Twoje zadania:
**1.** Odpowiedz krótko na poniższe pytania dotyczące fragmentu o fikcji literackiej.
(a) Jakie trzy przykłady dyskursu nieliterackiego podaje tekst?
(b) Jaką datę oznacza słowo „jutro” w przykładzie zaproszenia na kolację?
(c) Jak brzmi tytuł wiersza Bena Jonsona przywołanego w tekście?
**2.** Kontynuuj fragment o fikcji literackiej, zaczynając od miejsca, w którym się kończy.

Fragment strony:
#####

To, jak się mają wypowiedzi fikcyjnych bohaterów do poglądów autora jest zawsze kwestią interpretacji, podobnie jak stosunek, w jakim opowiadane zdarzenia pozostają do sytuacji, które miały miejsce w rzeczywistości. Dyskurs nieliteracki jest zwykle osadzony w kontekście, który podpowiada, w jaki sposób ma być rozumiany, bez względu na to, czy będzie to instrukcja obsługi, artykuł w gazecie czy list od instytucji dobroczynnej. Natomiast kontekst fikcji literackiej jawnie zostawia otwarte pole dla rozważań, czego w istocie dotyczy owa fikcja. Odniesienie do świata rzeczywistego jest nie tyle cechą dzieła literackiego, co funkcją nadawaną mu przez interpretację. Jeśli powiem przyjacielowi: "spotkajmy się jutro o ósmej na kolacji w Hard Rock Café", weźmie to za konkretne zaproszenie i z kontekstu wypowiedzi będzie wiedział, do czego odnoszą się określenia czasu i miejsca spotkania ("jutro" to 14 lutego 1998 roku, "o ósmej" to o 20:00 czasu środkowoeuropejskiego). Kiedy jednak sytuacja dotyczy Bena Jonsona, piszącego wiersz Prosząc przyjaciela na wieczerzę, fikcjonalność utworu sprawia, że jego związek z rzeczywistością staje się kwestią interpretacji: kontekst owego komunikatu jest kontekstem literackim, musimy więc podjąć decyzję, czy uznamy wiersz przede wszystkim za wyraz poglądów fikcyjnego podmiotu, snującego wspomnienia o dawnych dobrych czasach, czy też za sugestię, że przyjaźń i drobne przyjemności są najistotniejszymi składnikami ludzkiego szczęścia.

#####

Wpisy układu przestrzennego:

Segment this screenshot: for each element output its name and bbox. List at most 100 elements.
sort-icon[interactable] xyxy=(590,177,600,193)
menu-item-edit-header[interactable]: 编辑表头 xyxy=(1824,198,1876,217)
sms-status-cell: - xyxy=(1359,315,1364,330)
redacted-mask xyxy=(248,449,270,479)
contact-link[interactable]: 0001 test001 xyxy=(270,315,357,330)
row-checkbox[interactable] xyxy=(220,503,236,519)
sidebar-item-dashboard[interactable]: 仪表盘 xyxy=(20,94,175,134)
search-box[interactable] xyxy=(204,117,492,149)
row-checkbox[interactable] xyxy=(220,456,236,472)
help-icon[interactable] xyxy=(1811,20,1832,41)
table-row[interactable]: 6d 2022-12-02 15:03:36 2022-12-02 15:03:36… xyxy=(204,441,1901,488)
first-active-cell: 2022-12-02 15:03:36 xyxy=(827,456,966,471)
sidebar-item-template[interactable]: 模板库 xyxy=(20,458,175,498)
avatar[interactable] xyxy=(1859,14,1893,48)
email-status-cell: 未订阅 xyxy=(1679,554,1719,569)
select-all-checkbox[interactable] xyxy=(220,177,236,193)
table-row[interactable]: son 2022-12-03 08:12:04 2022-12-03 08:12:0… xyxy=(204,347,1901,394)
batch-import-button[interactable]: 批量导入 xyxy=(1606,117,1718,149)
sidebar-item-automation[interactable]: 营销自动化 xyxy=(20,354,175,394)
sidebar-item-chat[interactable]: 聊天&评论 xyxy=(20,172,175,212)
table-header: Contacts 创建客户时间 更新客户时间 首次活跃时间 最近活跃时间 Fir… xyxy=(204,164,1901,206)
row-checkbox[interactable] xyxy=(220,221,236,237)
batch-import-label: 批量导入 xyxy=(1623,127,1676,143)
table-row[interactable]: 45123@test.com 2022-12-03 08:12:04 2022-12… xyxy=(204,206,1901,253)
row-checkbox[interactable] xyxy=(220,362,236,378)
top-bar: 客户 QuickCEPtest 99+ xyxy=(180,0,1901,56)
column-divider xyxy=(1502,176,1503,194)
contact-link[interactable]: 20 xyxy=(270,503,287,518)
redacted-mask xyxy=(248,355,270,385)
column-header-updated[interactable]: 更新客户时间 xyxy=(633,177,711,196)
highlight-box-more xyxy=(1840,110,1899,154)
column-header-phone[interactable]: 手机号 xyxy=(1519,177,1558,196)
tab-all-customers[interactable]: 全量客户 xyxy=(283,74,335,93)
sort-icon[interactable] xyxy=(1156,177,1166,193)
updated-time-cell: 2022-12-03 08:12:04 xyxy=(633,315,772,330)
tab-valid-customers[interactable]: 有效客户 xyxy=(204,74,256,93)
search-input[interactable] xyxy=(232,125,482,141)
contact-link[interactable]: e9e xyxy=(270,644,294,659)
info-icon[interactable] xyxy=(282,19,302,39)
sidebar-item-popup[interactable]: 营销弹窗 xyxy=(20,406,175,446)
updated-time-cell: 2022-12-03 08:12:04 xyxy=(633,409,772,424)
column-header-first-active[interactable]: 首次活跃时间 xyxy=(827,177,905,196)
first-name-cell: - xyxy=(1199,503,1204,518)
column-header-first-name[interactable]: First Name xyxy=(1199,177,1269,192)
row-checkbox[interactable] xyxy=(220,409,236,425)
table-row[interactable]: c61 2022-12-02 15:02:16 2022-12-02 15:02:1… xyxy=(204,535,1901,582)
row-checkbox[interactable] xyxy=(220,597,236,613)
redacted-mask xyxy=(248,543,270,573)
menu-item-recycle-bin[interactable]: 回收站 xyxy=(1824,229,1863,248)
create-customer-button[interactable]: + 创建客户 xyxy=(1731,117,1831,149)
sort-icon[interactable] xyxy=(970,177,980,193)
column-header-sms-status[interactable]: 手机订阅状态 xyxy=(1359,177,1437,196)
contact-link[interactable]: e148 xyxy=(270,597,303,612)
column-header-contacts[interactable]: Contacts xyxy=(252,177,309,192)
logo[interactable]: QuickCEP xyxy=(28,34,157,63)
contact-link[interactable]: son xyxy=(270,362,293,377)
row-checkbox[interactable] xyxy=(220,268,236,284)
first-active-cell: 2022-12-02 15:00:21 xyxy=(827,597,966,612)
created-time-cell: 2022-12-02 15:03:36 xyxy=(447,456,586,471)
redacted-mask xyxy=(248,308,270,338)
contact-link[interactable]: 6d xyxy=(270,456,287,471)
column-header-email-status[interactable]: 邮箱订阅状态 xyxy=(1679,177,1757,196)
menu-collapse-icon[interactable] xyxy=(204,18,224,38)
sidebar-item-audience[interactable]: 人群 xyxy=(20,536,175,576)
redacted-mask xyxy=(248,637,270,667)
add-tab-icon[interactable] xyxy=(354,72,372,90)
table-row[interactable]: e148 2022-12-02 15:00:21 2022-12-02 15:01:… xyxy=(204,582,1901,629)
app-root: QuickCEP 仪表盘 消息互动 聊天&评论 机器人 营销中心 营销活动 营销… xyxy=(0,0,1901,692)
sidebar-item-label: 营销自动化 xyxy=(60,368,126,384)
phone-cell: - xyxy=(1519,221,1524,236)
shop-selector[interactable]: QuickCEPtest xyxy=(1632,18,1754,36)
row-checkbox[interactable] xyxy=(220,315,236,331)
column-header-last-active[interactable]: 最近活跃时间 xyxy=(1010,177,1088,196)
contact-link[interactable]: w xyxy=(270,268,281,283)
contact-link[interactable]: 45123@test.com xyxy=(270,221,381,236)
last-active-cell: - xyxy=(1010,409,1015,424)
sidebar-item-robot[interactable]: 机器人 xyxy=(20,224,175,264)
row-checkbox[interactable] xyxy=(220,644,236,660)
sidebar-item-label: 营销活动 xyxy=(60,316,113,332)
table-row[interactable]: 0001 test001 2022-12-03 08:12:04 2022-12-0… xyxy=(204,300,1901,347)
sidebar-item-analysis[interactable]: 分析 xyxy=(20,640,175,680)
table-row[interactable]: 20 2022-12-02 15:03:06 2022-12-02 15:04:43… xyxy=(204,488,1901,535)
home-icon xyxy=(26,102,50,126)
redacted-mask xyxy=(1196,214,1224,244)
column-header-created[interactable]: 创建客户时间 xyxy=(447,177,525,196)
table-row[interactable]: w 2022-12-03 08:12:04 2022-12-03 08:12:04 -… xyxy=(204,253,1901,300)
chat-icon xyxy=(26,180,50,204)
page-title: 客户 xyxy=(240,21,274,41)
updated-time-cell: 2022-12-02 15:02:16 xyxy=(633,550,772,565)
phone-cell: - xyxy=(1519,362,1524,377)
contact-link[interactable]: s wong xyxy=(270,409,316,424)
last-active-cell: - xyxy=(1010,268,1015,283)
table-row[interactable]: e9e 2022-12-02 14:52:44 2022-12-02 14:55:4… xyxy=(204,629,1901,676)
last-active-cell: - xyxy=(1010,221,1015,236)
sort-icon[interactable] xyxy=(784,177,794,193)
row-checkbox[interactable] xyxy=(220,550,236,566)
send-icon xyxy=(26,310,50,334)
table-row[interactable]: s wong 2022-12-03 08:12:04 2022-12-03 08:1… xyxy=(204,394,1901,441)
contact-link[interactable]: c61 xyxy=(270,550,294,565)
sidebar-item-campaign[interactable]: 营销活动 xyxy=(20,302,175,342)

#####

Zestaw odpowiedzi:
**1.**
(a) Instrukcja obsługi, artykuł w gazecie i list od instytucji dobroczynnej.
(b) 14 lutego 1998 roku.
(c) „Prosząc przyjaciela na wieczerzę”.

**2.**
Interpretacja Hamleta wymaga między innymi podjęcia decyzji, czy mówi on - powiedzmy - o kłopotach duńskich książąt, o rozterkach ludzi renesansu, kiedy to nastąpiły zmiany w pojmowaniu jednostkowej jaźni, o stosunkach między mężczyznami i ich matkami lub może też o tym, jaki wpływ wywierają na rozumienie naszego doświadczenia reprezentacje (także literackie). To, iż w całej sztuce występują odniesienia do Danii, nie znaczy, że należy ją koniecznie odczytywać jako traktującą o państwie duńskim; decyzja należy do interpretatora. Hamleta można powiązać z rzeczywistością na różne sposoby na kilku różnych poziomach. Fikcjonalność literatury wyodrębnia język z innych kontekstów, w jakich mógłby być użyty, i sprawia, że relacja dzieła do rzeczywistości może być przedmiotem interpretacji.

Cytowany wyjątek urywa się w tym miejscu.